— Begin Records shown —
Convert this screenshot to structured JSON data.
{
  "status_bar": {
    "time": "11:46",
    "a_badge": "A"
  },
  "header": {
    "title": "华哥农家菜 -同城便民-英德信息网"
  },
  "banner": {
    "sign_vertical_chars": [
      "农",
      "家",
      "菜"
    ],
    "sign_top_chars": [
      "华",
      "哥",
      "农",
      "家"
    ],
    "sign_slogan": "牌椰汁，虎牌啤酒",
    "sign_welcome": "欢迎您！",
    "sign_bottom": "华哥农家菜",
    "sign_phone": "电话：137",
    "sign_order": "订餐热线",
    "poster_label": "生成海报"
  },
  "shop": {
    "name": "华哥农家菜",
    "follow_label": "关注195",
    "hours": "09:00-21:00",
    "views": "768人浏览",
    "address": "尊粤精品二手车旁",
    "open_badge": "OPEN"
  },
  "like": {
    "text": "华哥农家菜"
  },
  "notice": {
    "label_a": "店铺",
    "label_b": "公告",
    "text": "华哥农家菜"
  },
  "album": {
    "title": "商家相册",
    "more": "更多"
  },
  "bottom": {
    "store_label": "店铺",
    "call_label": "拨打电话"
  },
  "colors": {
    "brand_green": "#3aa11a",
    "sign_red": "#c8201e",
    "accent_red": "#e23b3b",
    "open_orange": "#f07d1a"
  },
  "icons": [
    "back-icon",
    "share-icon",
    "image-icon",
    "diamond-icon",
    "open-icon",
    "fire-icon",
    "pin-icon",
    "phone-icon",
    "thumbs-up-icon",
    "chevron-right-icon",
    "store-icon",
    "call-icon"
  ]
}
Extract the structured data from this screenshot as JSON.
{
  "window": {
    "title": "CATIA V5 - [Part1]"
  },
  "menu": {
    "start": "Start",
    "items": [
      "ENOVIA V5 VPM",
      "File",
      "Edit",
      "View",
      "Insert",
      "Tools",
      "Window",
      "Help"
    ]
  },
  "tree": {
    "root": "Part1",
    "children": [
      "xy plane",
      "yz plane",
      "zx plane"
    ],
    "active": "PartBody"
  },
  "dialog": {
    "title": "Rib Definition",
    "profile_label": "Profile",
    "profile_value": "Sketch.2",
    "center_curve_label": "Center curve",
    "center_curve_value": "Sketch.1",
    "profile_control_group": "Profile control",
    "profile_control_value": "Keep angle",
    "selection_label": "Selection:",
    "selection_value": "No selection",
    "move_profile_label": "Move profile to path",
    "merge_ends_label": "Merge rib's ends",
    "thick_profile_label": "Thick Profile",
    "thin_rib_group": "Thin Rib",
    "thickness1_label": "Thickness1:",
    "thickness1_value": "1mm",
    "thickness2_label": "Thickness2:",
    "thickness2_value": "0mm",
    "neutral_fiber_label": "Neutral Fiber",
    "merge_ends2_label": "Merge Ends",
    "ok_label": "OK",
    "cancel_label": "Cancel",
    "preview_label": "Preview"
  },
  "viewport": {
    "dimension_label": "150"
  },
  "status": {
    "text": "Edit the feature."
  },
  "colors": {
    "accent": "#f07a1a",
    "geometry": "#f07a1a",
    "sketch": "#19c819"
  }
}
— End Records shown —
(Task goal)
Recopy the entries above exactly, with every line included.

(Full output)
Convert this screenshot to structured JSON data.
{
  "status_bar": {
    "time": "11:46",
    "a_badge": "A"
  },
  "header": {
    "title": "华哥农家菜 -同城便民-英德信息网"
  },
  "banner": {
    "sign_vertical_chars": [
      "农",
      "家",
      "菜"
    ],
    "sign_top_chars": [
      "华",
      "哥",
      "农",
      "家"
    ],
    "sign_slogan": "牌椰汁，虎牌啤酒",
    "sign_welcome": "欢迎您！",
    "sign_bottom": "华哥农家菜",
    "sign_phone": "电话：137",
    "sign_order": "订餐热线",
    "poster_label": "生成海报"
  },
  "shop": {
    "name": "华哥农家菜",
    "follow_label": "关注195",
    "hours": "09:00-21:00",
    "views": "768人浏览",
    "address": "尊粤精品二手车旁",
    "open_badge": "OPEN"
  },
  "like": {
    "text": "华哥农家菜"
  },
  "notice": {
    "label_a": "店铺",
    "label_b": "公告",
    "text": "华哥农家菜"
  },
  "album": {
    "title": "商家相册",
    "more": "更多"
  },
  "bottom": {
    "store_label": "店铺",
    "call_label": "拨打电话"
  },
  "colors": {
    "brand_green": "#3aa11a",
    "sign_red": "#c8201e",
    "accent_red": "#e23b3b",
    "open_orange": "#f07d1a"
  },
  "icons": [
    "back-icon",
    "share-icon",
    "image-icon",
    "diamond-icon",
    "open-icon",
    "fire-icon",
    "pin-icon",
    "phone-icon",
    "thumbs-up-icon",
    "chevron-right-icon",
    "store-icon",
    "call-icon"
  ]
}
Extract the structured data from this screenshot as JSON.
{
  "window": {
    "title": "CATIA V5 - [Part1]"
  },
  "menu": {
    "start": "Start",
    "items": [
      "ENOVIA V5 VPM",
      "File",
      "Edit",
      "View",
      "Insert",
      "Tools",
      "Window",
      "Help"
    ]
  },
  "tree": {
    "root": "Part1",
    "children": [
      "xy plane",
      "yz plane",
      "zx plane"
    ],
    "active": "PartBody"
  },
  "dialog": {
    "title": "Rib Definition",
    "profile_label": "Profile",
    "profile_value": "Sketch.2",
    "center_curve_label": "Center curve",
    "center_curve_value": "Sketch.1",
    "profile_control_group": "Profile control",
    "profile_control_value": "Keep angle",
    "selection_label": "Selection:",
    "selection_value": "No selection",
    "move_profile_label": "Move profile to path",
    "merge_ends_label": "Merge rib's ends",
    "thick_profile_label": "Thick Profile",
    "thin_rib_group": "Thin Rib",
    "thickness1_label": "Thickness1:",
    "thickness1_value": "1mm",
    "thickness2_label": "Thickness2:",
    "thickness2_value": "0mm",
    "neutral_fiber_label": "Neutral Fiber",
    "merge_ends2_label": "Merge Ends",
    "ok_label": "OK",
    "cancel_label": "Cancel",
    "preview_label": "Preview"
  },
  "viewport": {
    "dimension_label": "150"
  },
  "status": {
    "text": "Edit the feature."
  },
  "colors": {
    "accent": "#f07a1a",
    "geometry": "#f07a1a",
    "sketch": "#19c819"
  }
}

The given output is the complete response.